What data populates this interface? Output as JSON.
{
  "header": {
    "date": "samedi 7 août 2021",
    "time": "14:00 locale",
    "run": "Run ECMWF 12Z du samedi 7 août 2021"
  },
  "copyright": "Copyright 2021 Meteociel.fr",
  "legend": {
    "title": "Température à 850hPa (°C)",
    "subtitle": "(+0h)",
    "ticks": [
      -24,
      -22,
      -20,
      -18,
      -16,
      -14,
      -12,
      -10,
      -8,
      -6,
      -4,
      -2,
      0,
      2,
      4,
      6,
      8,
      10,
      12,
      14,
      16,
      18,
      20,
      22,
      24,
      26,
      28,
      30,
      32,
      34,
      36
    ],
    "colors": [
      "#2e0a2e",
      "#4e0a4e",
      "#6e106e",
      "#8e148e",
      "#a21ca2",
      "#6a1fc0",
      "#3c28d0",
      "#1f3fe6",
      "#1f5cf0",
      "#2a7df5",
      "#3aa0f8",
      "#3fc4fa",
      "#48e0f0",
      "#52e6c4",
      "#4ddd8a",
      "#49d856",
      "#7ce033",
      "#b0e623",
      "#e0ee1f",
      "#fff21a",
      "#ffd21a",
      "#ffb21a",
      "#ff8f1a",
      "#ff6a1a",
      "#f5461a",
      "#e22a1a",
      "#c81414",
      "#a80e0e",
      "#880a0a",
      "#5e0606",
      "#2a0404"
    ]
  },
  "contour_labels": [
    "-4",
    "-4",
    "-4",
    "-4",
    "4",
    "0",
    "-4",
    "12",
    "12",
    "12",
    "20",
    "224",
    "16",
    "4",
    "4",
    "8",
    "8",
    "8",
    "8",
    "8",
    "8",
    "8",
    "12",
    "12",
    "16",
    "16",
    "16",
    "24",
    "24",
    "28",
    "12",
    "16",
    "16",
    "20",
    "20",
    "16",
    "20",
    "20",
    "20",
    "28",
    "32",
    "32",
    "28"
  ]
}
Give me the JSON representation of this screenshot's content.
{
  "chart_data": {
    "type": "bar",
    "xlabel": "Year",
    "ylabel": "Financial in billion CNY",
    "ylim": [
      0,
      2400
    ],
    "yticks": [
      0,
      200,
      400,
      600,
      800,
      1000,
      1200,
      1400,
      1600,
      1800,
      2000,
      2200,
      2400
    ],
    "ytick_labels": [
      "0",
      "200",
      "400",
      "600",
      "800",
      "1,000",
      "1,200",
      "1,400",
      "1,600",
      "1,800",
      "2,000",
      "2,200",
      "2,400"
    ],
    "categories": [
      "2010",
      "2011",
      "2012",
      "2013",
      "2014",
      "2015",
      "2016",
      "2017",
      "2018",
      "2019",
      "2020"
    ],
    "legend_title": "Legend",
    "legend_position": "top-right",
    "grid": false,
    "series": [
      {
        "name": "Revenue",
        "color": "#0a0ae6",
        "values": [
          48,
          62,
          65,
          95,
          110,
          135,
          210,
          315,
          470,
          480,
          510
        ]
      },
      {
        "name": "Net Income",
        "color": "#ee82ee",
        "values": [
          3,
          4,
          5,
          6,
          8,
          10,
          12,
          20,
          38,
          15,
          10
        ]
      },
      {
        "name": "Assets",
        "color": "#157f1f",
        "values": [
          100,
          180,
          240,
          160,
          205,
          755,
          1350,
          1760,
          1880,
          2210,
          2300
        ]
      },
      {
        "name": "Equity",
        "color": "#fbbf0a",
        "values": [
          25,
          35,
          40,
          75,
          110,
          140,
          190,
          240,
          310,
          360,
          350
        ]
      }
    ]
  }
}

• [Written exercise]: Where a line of the entries contains the word "this", copy that line.

• [Full response]:
What data populates this interface? Output as JSON.
Give me the JSON representation of this screenshot's content.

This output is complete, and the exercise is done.